Exercise requirements.
State how many lines of the entries include the string "hogy", please, leaving out everything but the number.

Materials provided.
---

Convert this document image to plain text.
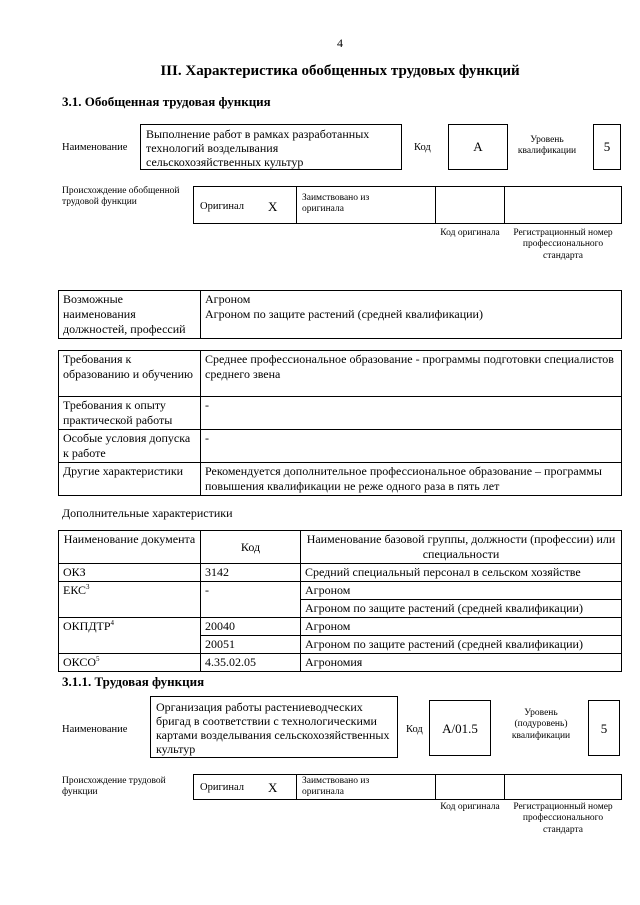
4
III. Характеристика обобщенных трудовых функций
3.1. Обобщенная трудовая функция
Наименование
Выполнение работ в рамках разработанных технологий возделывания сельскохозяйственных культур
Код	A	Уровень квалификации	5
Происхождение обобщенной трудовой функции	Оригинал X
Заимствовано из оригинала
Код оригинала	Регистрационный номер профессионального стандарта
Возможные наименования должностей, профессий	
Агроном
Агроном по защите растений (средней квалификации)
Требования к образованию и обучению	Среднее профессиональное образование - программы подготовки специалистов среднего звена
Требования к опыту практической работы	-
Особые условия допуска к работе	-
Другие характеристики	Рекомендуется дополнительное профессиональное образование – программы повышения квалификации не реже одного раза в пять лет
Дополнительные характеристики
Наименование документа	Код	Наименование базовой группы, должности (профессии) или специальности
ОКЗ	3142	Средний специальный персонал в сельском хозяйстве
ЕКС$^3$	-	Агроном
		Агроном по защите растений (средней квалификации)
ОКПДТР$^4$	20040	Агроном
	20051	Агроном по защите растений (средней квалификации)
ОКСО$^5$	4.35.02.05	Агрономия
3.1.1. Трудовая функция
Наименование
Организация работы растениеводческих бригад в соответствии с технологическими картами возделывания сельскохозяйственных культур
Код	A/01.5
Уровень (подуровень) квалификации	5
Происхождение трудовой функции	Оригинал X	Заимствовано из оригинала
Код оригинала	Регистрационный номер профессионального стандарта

---

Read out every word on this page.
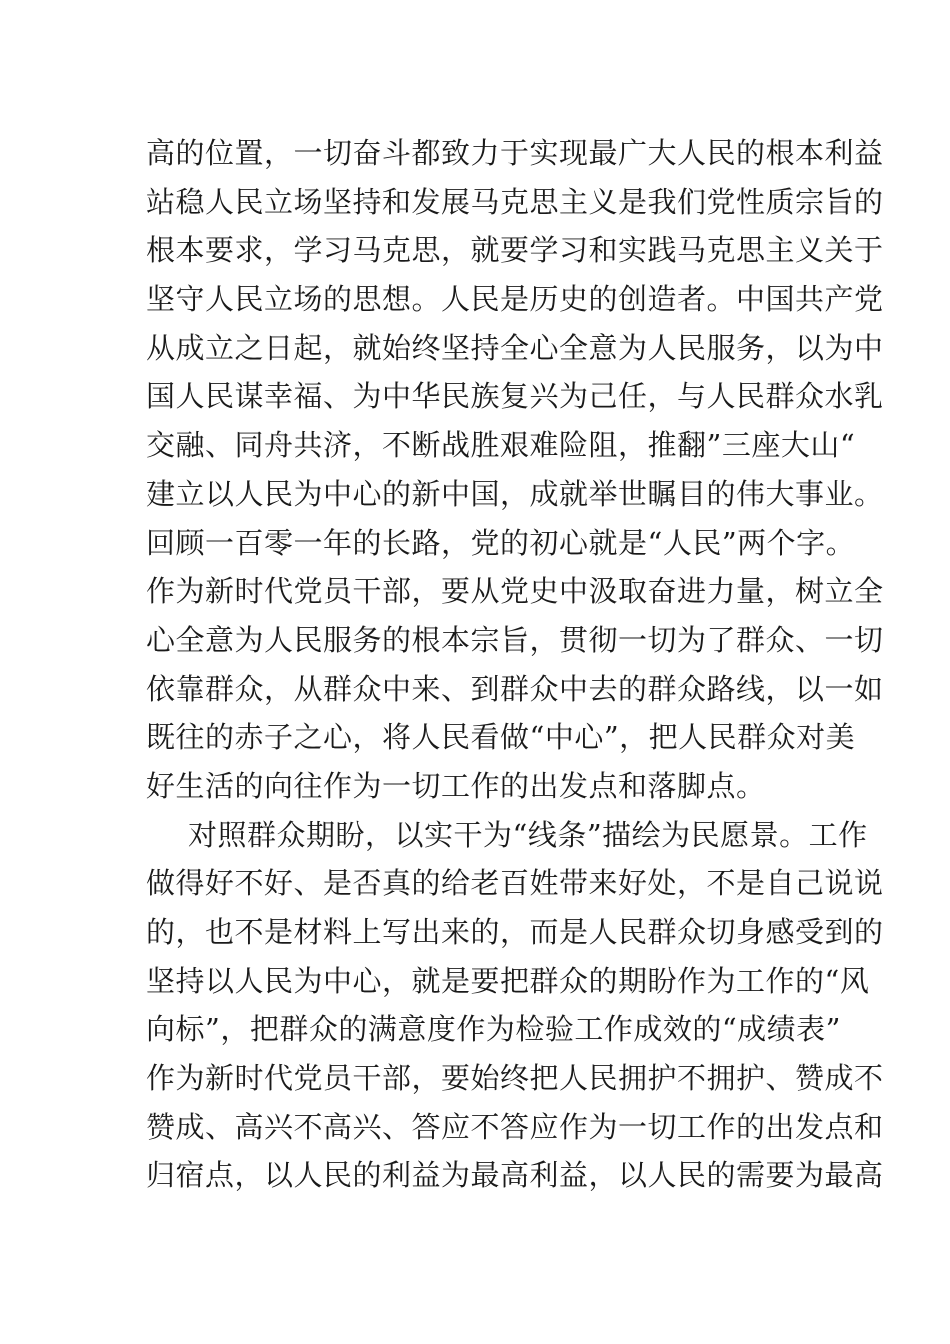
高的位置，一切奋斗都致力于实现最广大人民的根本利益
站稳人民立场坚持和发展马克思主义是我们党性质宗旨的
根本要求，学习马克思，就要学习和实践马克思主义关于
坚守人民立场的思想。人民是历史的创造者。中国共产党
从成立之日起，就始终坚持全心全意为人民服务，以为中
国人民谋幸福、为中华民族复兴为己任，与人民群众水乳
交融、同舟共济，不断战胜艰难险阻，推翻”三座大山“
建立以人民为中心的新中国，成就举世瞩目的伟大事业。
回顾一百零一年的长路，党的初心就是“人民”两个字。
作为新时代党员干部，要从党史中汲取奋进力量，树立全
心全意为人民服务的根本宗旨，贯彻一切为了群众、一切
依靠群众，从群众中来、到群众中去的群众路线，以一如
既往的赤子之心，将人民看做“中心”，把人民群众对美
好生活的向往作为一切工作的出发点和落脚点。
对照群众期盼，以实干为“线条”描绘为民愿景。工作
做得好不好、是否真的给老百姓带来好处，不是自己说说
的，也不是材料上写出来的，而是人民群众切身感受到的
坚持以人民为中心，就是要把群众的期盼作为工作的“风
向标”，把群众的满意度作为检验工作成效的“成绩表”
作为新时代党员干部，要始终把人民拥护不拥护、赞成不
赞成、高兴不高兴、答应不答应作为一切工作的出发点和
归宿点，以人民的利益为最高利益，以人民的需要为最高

---

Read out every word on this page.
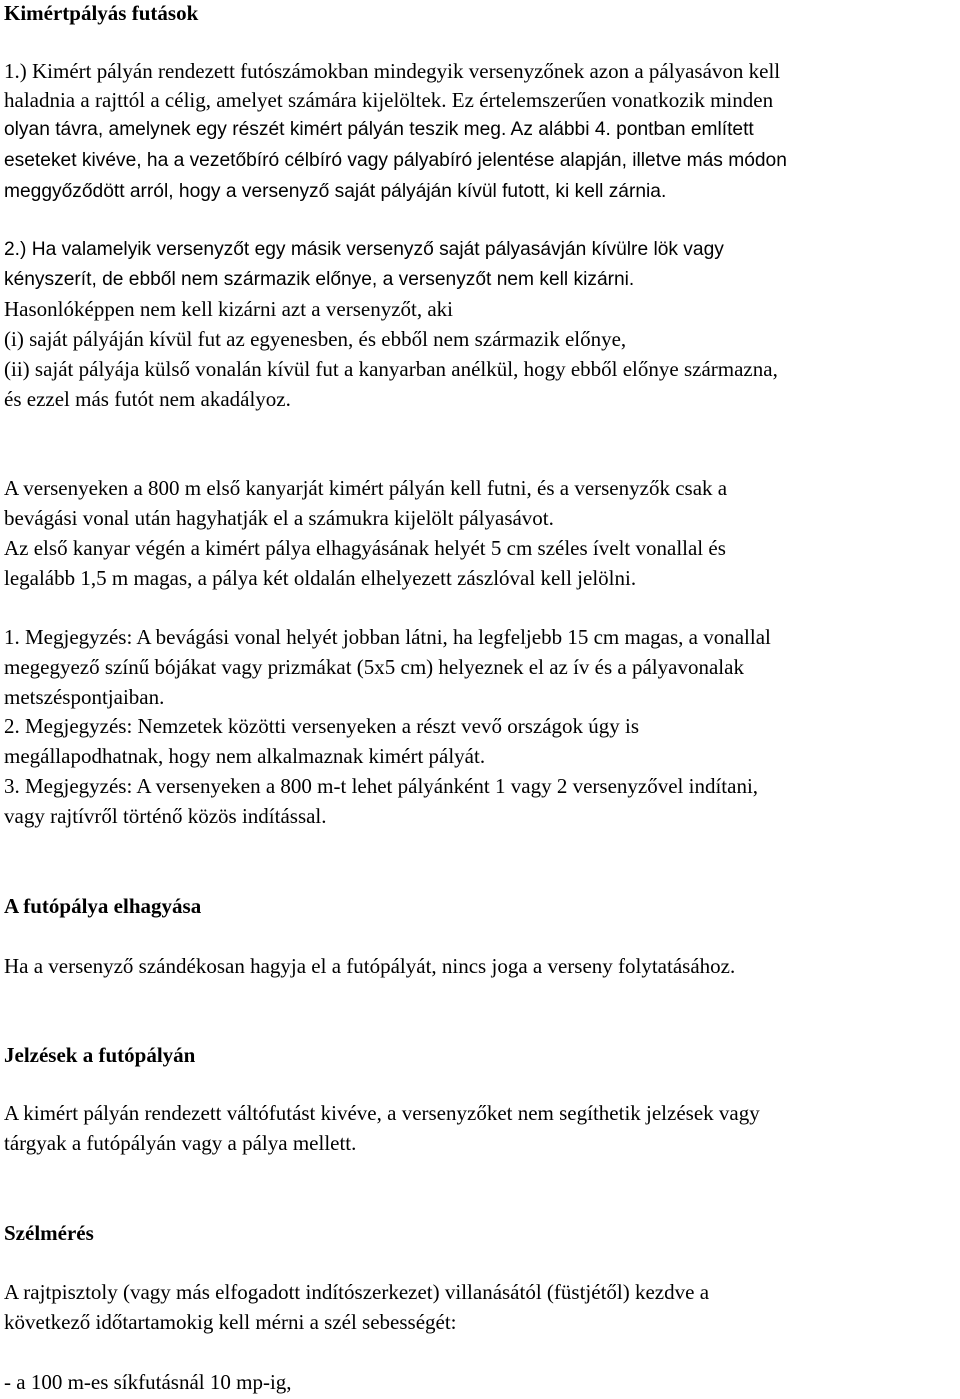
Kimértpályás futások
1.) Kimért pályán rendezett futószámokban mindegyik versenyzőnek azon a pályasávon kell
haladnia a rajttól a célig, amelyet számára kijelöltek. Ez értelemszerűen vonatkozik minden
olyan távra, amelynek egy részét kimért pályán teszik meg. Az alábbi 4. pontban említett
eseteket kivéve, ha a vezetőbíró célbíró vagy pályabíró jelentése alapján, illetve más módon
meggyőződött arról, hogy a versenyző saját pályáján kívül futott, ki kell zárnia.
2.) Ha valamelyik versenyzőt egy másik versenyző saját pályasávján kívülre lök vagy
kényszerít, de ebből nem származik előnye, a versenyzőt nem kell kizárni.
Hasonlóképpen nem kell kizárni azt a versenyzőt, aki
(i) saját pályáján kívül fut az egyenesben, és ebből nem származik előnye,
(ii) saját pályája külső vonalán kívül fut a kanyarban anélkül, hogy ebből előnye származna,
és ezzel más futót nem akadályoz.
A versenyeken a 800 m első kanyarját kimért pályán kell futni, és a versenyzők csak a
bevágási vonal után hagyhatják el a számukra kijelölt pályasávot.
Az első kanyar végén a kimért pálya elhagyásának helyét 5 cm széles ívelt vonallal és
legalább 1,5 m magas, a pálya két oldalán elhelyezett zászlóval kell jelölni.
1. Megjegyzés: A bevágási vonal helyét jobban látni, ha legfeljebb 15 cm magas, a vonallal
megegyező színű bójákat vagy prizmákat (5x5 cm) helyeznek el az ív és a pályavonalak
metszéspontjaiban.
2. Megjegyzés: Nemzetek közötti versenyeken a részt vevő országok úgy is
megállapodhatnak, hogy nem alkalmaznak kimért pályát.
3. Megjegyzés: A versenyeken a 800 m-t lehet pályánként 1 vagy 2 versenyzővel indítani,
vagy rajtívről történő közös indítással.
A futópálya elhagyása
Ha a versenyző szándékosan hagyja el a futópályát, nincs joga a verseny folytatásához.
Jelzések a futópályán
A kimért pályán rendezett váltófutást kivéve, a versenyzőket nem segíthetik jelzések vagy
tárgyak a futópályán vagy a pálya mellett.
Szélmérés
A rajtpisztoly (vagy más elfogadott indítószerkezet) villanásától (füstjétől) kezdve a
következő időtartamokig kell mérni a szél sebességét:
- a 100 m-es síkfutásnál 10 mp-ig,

---

Exercise answer.
3